EXERCISE OBJECTIVE → Quote every line of the data below as it stands, omitting pictures.

DATA TO PROCESS →

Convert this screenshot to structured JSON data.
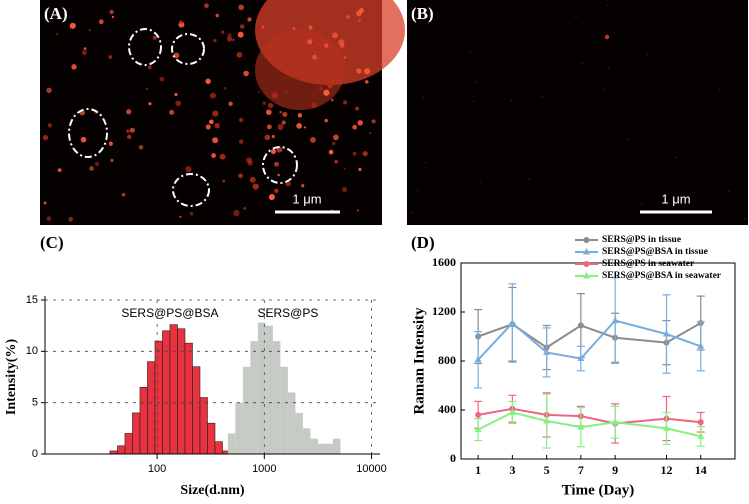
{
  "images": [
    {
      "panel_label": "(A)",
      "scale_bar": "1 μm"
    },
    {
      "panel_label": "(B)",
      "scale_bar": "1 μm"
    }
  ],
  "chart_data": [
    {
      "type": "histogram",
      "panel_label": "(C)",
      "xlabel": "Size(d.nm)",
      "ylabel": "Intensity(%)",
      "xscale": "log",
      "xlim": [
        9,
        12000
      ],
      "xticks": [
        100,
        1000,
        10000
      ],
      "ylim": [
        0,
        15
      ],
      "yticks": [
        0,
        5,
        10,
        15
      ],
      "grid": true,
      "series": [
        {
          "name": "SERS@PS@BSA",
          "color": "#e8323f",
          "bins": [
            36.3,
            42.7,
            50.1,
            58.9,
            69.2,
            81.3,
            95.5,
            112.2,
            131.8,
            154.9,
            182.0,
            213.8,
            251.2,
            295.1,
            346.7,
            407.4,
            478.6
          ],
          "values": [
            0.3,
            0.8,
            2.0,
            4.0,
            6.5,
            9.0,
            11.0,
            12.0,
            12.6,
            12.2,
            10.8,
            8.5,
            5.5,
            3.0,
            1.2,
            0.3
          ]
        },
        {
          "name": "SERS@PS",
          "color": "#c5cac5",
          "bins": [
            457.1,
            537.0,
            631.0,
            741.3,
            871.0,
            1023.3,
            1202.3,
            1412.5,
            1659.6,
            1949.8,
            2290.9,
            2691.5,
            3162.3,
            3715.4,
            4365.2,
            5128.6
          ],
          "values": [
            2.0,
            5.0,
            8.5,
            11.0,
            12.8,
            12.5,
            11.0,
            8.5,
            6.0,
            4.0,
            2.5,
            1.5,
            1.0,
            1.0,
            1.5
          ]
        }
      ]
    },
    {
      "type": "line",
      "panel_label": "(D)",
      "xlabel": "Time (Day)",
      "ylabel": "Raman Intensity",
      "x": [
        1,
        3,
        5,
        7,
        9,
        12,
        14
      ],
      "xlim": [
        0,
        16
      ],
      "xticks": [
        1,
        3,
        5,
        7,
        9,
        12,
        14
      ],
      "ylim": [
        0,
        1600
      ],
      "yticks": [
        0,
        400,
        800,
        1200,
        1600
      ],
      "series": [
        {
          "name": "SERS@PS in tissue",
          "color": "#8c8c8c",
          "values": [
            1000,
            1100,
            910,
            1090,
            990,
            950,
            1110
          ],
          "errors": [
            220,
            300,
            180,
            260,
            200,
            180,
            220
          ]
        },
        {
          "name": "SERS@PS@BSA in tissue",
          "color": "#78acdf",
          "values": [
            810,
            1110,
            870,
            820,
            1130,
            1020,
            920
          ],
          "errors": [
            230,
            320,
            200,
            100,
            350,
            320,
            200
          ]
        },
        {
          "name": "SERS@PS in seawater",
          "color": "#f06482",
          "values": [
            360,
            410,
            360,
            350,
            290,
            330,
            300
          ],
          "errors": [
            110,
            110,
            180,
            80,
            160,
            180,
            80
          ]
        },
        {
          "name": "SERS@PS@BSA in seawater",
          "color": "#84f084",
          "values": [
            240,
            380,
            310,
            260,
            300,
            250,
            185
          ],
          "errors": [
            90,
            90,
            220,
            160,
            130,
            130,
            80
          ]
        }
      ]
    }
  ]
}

TASK OUTPUT →
Convert this screenshot to structured JSON data.
{
  "images": [
    {
      "panel_label": "(A)",
      "scale_bar": "1 μm"
    },
    {
      "panel_label": "(B)",
      "scale_bar": "1 μm"
    }
  ],
  "chart_data": [
    {
      "type": "histogram",
      "panel_label": "(C)",
      "xlabel": "Size(d.nm)",
      "ylabel": "Intensity(%)",
      "xscale": "log",
      "xlim": [
        9,
        12000
      ],
      "xticks": [
        100,
        1000,
        10000
      ],
      "ylim": [
        0,
        15
      ],
      "yticks": [
        0,
        5,
        10,
        15
      ],
      "grid": true,
      "series": [
        {
          "name": "SERS@PS@BSA",
          "color": "#e8323f",
          "bins": [
            36.3,
            42.7,
            50.1,
            58.9,
            69.2,
            81.3,
            95.5,
            112.2,
            131.8,
            154.9,
            182.0,
            213.8,
            251.2,
            295.1,
            346.7,
            407.4,
            478.6
          ],
          "values": [
            0.3,
            0.8,
            2.0,
            4.0,
            6.5,
            9.0,
            11.0,
            12.0,
            12.6,
            12.2,
            10.8,
            8.5,
            5.5,
            3.0,
            1.2,
            0.3
          ]
        },
        {
          "name": "SERS@PS",
          "color": "#c5cac5",
          "bins": [
            457.1,
            537.0,
            631.0,
            741.3,
            871.0,
            1023.3,
            1202.3,
            1412.5,
            1659.6,
            1949.8,
            2290.9,
            2691.5,
            3162.3,
            3715.4,
            4365.2,
            5128.6
          ],
          "values": [
            2.0,
            5.0,
            8.5,
            11.0,
            12.8,
            12.5,
            11.0,
            8.5,
            6.0,
            4.0,
            2.5,
            1.5,
            1.0,
            1.0,
            1.5
          ]
        }
      ]
    },
    {
      "type": "line",
      "panel_label": "(D)",
      "xlabel": "Time (Day)",
      "ylabel": "Raman Intensity",
      "x": [
        1,
        3,
        5,
        7,
        9,
        12,
        14
      ],
      "xlim": [
        0,
        16
      ],
      "xticks": [
        1,
        3,
        5,
        7,
        9,
        12,
        14
      ],
      "ylim": [
        0,
        1600
      ],
      "yticks": [
        0,
        400,
        800,
        1200,
        1600
      ],
      "series": [
        {
          "name": "SERS@PS in tissue",
          "color": "#8c8c8c",
          "values": [
            1000,
            1100,
            910,
            1090,
            990,
            950,
            1110
          ],
          "errors": [
            220,
            300,
            180,
            260,
            200,
            180,
            220
          ]
        },
        {
          "name": "SERS@PS@BSA in tissue",
          "color": "#78acdf",
          "values": [
            810,
            1110,
            870,
            820,
            1130,
            1020,
            920
          ],
          "errors": [
            230,
            320,
            200,
            100,
            350,
            320,
            200
          ]
        },
        {
          "name": "SERS@PS in seawater",
          "color": "#f06482",
          "values": [
            360,
            410,
            360,
            350,
            290,
            330,
            300
          ],
          "errors": [
            110,
            110,
            180,
            80,
            160,
            180,
            80
          ]
        },
        {
          "name": "SERS@PS@BSA in seawater",
          "color": "#84f084",
          "values": [
            240,
            380,
            310,
            260,
            300,
            250,
            185
          ],
          "errors": [
            90,
            90,
            220,
            160,
            130,
            130,
            80
          ]
        }
      ]
    }
  ]
}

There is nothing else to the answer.